DATA ENTRIES
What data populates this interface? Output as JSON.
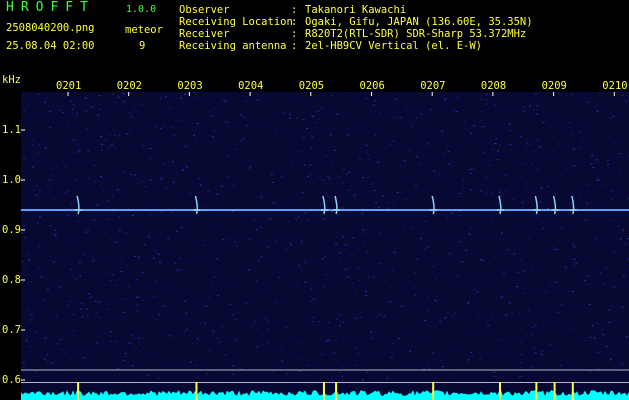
{
  "header": {
    "app_title": "HROFFT",
    "app_version": "1.0.0",
    "file_name": "2508040200.png",
    "datetime": "25.08.04 02:00",
    "meteor_label": "meteor",
    "meteor_count": "9"
  },
  "info": [
    {
      "label": "Observer",
      "value": "Takanori Kawachi"
    },
    {
      "label": "Receiving Location",
      "value": "Ogaki, Gifu, JAPAN (136.60E, 35.35N)"
    },
    {
      "label": "Receiver",
      "value": "R820T2(RTL-SDR) SDR-Sharp 53.372MHz"
    },
    {
      "label": "Receiving antenna",
      "value": "2el-HB9CV Vertical (el. E-W)"
    }
  ],
  "colors": {
    "text_yellow": "#ffff3c",
    "text_green": "#3cff3c",
    "background": "#000000",
    "spectrogram_bg": "#070933",
    "signal_line": "#5aa0ff",
    "noise_cyan": "#00ffff"
  },
  "chart_data": {
    "type": "heatmap",
    "ylabel": "kHz",
    "x_ticks": [
      "0201",
      "0202",
      "0203",
      "0204",
      "0205",
      "0206",
      "0207",
      "0208",
      "0209",
      "0210"
    ],
    "y_ticks": [
      "1.1",
      "1.0",
      "0.9",
      "0.8",
      "0.7",
      "0.6"
    ],
    "ylim": [
      0.58,
      1.17
    ],
    "carrier_khz": 0.94,
    "meteor_echoes_minute": [
      1.15,
      3.1,
      5.2,
      5.4,
      7.0,
      8.1,
      8.7,
      9.0,
      9.3
    ],
    "grid": false
  }
}
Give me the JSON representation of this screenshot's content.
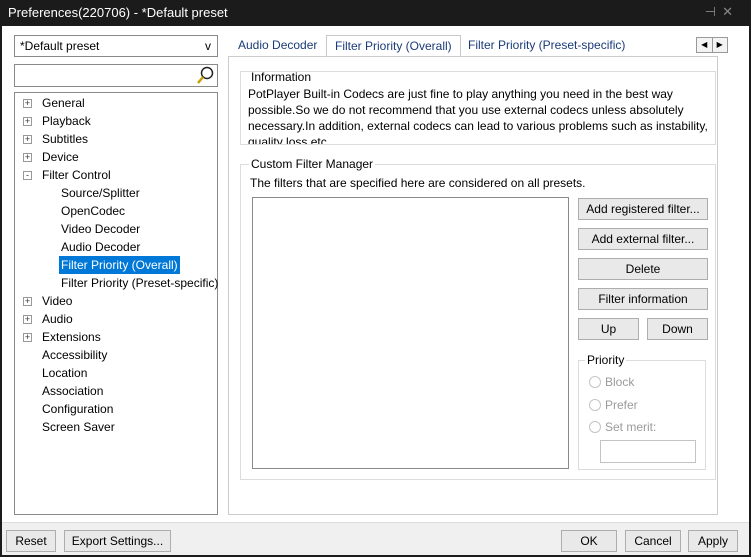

WHAT YOU HAVE TO DO
Reproduce every record above exactly, omitting the pictures.

SOLVED EXERCISE
What data populates this interface? Output as JSON.
{
  "header": {
    "app_title": "HROFFT",
    "app_version": "1.0.0",
    "file_name": "2508040200.png",
    "datetime": "25.08.04 02:00",
    "meteor_label": "meteor",
    "meteor_count": "9"
  },
  "info": [
    {
      "label": "Observer",
      "value": "Takanori Kawachi"
    },
    {
      "label": "Receiving Location",
      "value": "Ogaki, Gifu, JAPAN (136.60E, 35.35N)"
    },
    {
      "label": "Receiver",
      "value": "R820T2(RTL-SDR) SDR-Sharp 53.372MHz"
    },
    {
      "label": "Receiving antenna",
      "value": "2el-HB9CV Vertical (el. E-W)"
    }
  ],
  "colors": {
    "text_yellow": "#ffff3c",
    "text_green": "#3cff3c",
    "background": "#000000",
    "spectrogram_bg": "#070933",
    "signal_line": "#5aa0ff",
    "noise_cyan": "#00ffff"
  },
  "chart_data": {
    "type": "heatmap",
    "ylabel": "kHz",
    "x_ticks": [
      "0201",
      "0202",
      "0203",
      "0204",
      "0205",
      "0206",
      "0207",
      "0208",
      "0209",
      "0210"
    ],
    "y_ticks": [
      "1.1",
      "1.0",
      "0.9",
      "0.8",
      "0.7",
      "0.6"
    ],
    "ylim": [
      0.58,
      1.17
    ],
    "carrier_khz": 0.94,
    "meteor_echoes_minute": [
      1.15,
      3.1,
      5.2,
      5.4,
      7.0,
      8.1,
      8.7,
      9.0,
      9.3
    ],
    "grid": false
  }
}
Give me the JSON representation of this screenshot's content.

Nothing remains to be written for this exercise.